* [Your task] Report how many lines of the entries below contain the word "people", and nothing more.

(Data records)
* * *

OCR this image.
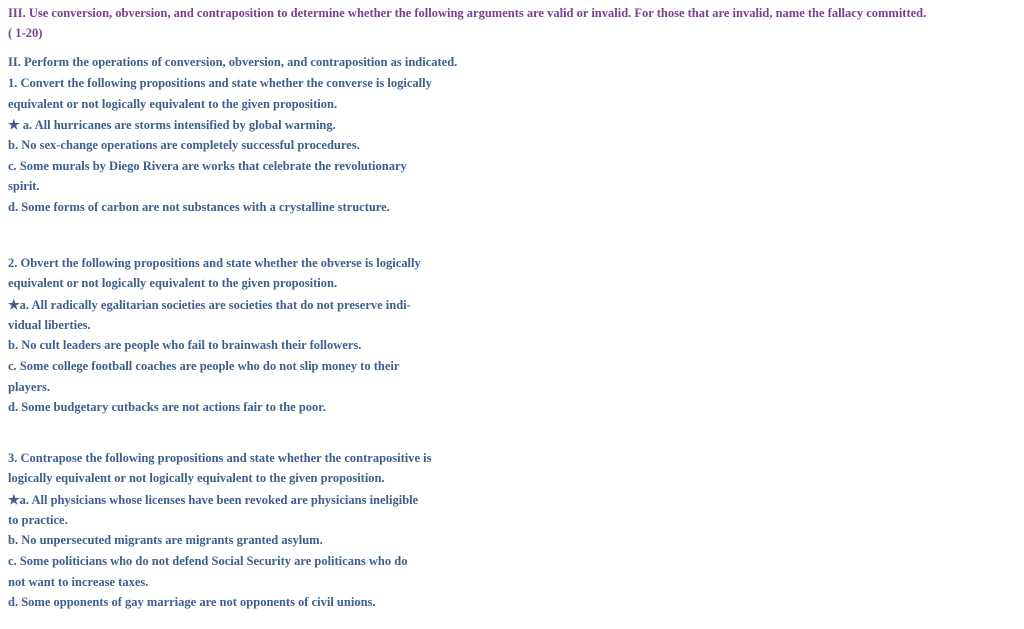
III. Use conversion, obversion, and contraposition to determine whether the following arguments are valid or invalid. For those that are invalid, name the fallacy committed.
( 1-20)
II. Perform the operations of conversion, obversion, and contraposition as indicated.
1. Convert the following propositions and state whether the converse is logically
equivalent or not logically equivalent to the given proposition.
★ a. All hurricanes are storms intensified by global warming.
b. No sex-change operations are completely successful procedures.
c. Some murals by Diego Rivera are works that celebrate the revolutionary
spirit.
d. Some forms of carbon are not substances with a crystalline structure.
2. Obvert the following propositions and state whether the obverse is logically
equivalent or not logically equivalent to the given proposition.
★a. All radically egalitarian societies are societies that do not preserve indi-
vidual liberties.
b. No cult leaders are people who fail to brainwash their followers.
c. Some college football coaches are people who do not slip money to their
players.
d. Some budgetary cutbacks are not actions fair to the poor.
3. Contrapose the following propositions and state whether the contrapositive is
logically equivalent or not logically equivalent to the given proposition.
★a. All physicians whose licenses have been revoked are physicians ineligible
to practice.
b. No unpersecuted migrants are migrants granted asylum.
c. Some politicians who do not defend Social Security are politicans who do
not want to increase taxes.
d. Some opponents of gay marriage are not opponents of civil unions.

* * *

* [Completed task] 2